** WHAT YOU NEED TO DO **
Copy out the listing in full, exactly as written, but not its pictures.

** EXERCISE MATERIAL **
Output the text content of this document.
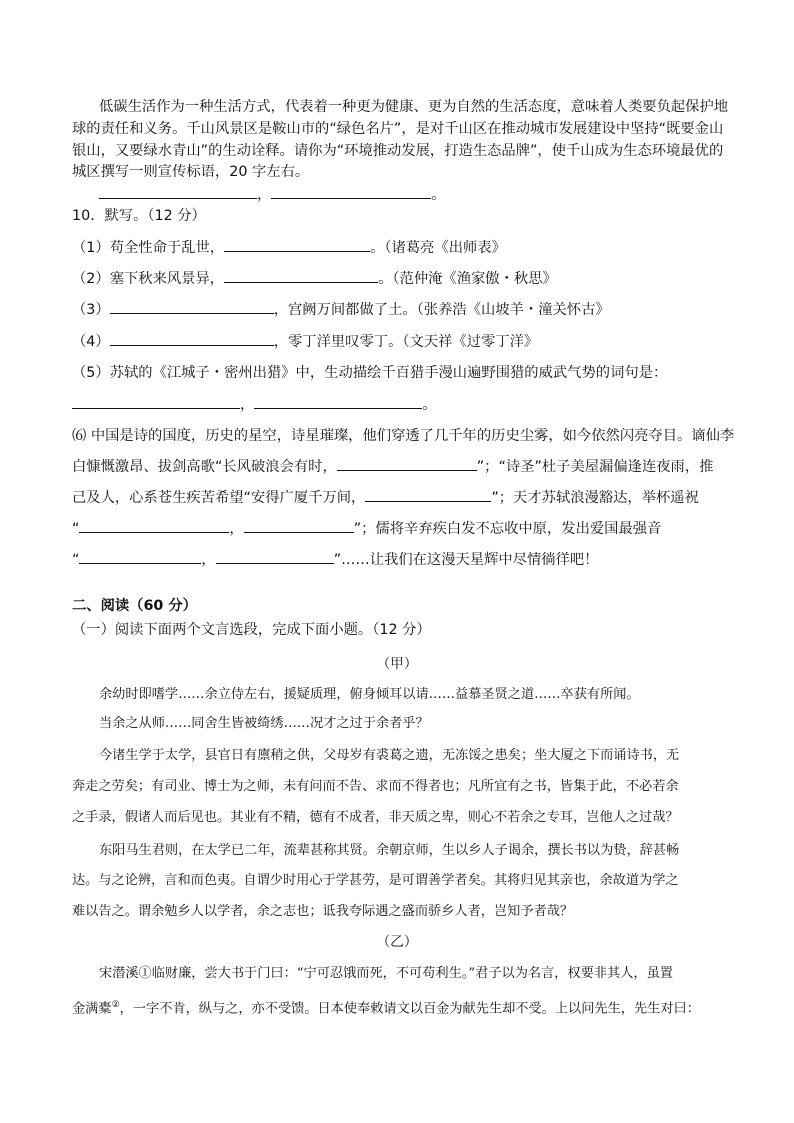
低碳生活作为一种生活方式，代表着一种更为健康、更为自然的生活态度，意味着人类要负起保护地
球的责任和义务。千山风景区是鞍山市的“绿色名片”，是对千山区在推动城市发展建设中坚持“既要金山
银山，又要绿水青山”的生动诠释。请你为“环境推动发展，打造生态品牌”，使千山成为生态环境最优的
城区撰写一则宣传标语，20 字左右。
，	。
10．默写。（12 分）
（1）苟全性命于乱世，	。（诸葛亮《出师表》
（2）塞下秋来风景异，	。（范仲淹《渔家傲・秋思》
（3）	，宫阙万间都做了土。（张养浩《山坡羊・潼关怀古》
（4）	，零丁洋里叹零丁。（文天祥《过零丁洋》
（5）苏轼的《江城子・密州出猎》中，生动描绘千百猎手漫山遍野围猎的威武气势的词句是：
，	。
⑹ 中国是诗的国度，历史的星空，诗星璀璨，他们穿透了几千年的历史尘雾，如今依然闪亮夺目。谪仙李
白慷慨激昂、拔剑高歌“长风破浪会有时，	”；“诗圣”杜子美屋漏偏逢连夜雨，推
己及人，心系苍生疾苦希望“安得广厦千万间，	”；天才苏轼浪漫豁达，举杯遥祝
“	，	”；儒将辛弃疾白发不忘收中原，发出爱国最强音
“	，	”……让我们在这漫天星辉中尽情徜徉吧！
二、阅读（60 分）
（一）阅读下面两个文言选段，完成下面小题。（12 分）
（甲）
余幼时即嗜学……余立侍左右，援疑质理，俯身倾耳以请……益慕圣贤之道……卒获有所闻。
当余之从师……同舍生皆被绮绣……况才之过于余者乎？
今诸生学于太学，县官日有廪稍之供，父母岁有裘葛之遗，无冻馁之患矣；坐大厦之下而诵诗书，无
奔走之劳矣；有司业、博士为之师，未有问而不告、求而不得者也；凡所宜有之书，皆集于此，不必若余
之手录，假诸人而后见也。其业有不精，德有不成者，非天质之卑，则心不若余之专耳，岂他人之过哉？
东阳马生君则，在太学已二年，流辈甚称其贤。余朝京师，生以乡人子谒余，撰长书以为贽，辞甚畅
达。与之论辨，言和而色夷。自谓少时用心于学甚劳，是可谓善学者矣。其将归见其亲也，余故道为学之
难以告之。谓余勉乡人以学者，余之志也；诋我夸际遇之盛而骄乡人者，岂知予者哉？
（乙）
宋潜溪①临财廉，尝大书于门曰：“宁可忍饿而死，不可苟利生。”君子以为名言，权要非其人，虽置
金满橐②，一字不肯，纵与之，亦不受馈。日本使奉敕请文以百金为献先生却不受。上以问先生，先生对曰：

** FINAL RESULT **
Output the text content of this document.
低碳生活作为一种生活方式，代表着一种更为健康、更为自然的生活态度，意味着人类要负起保护地
球的责任和义务。千山风景区是鞍山市的“绿色名片”，是对千山区在推动城市发展建设中坚持“既要金山
银山，又要绿水青山”的生动诠释。请你为“环境推动发展，打造生态品牌”，使千山成为生态环境最优的
城区撰写一则宣传标语，20 字左右。
，	。
10．默写。（12 分）
（1）苟全性命于乱世，	。（诸葛亮《出师表》
（2）塞下秋来风景异，	。（范仲淹《渔家傲・秋思》
（3）	，宫阙万间都做了土。（张养浩《山坡羊・潼关怀古》
（4）	，零丁洋里叹零丁。（文天祥《过零丁洋》
（5）苏轼的《江城子・密州出猎》中，生动描绘千百猎手漫山遍野围猎的威武气势的词句是：
，	。
⑹ 中国是诗的国度，历史的星空，诗星璀璨，他们穿透了几千年的历史尘雾，如今依然闪亮夺目。谪仙李
白慷慨激昂、拔剑高歌“长风破浪会有时，	”；“诗圣”杜子美屋漏偏逢连夜雨，推
己及人，心系苍生疾苦希望“安得广厦千万间，	”；天才苏轼浪漫豁达，举杯遥祝
“	，	”；儒将辛弃疾白发不忘收中原，发出爱国最强音
“	，	”……让我们在这漫天星辉中尽情徜徉吧！
二、阅读（60 分）
（一）阅读下面两个文言选段，完成下面小题。（12 分）
（甲）
余幼时即嗜学……余立侍左右，援疑质理，俯身倾耳以请……益慕圣贤之道……卒获有所闻。
当余之从师……同舍生皆被绮绣……况才之过于余者乎？
今诸生学于太学，县官日有廪稍之供，父母岁有裘葛之遗，无冻馁之患矣；坐大厦之下而诵诗书，无
奔走之劳矣；有司业、博士为之师，未有问而不告、求而不得者也；凡所宜有之书，皆集于此，不必若余
之手录，假诸人而后见也。其业有不精，德有不成者，非天质之卑，则心不若余之专耳，岂他人之过哉？
东阳马生君则，在太学已二年，流辈甚称其贤。余朝京师，生以乡人子谒余，撰长书以为贽，辞甚畅
达。与之论辨，言和而色夷。自谓少时用心于学甚劳，是可谓善学者矣。其将归见其亲也，余故道为学之
难以告之。谓余勉乡人以学者，余之志也；诋我夸际遇之盛而骄乡人者，岂知予者哉？
（乙）
宋潜溪①临财廉，尝大书于门曰：“宁可忍饿而死，不可苟利生。”君子以为名言，权要非其人，虽置
金满橐②，一字不肯，纵与之，亦不受馈。日本使奉敕请文以百金为献先生却不受。上以问先生，先生对曰：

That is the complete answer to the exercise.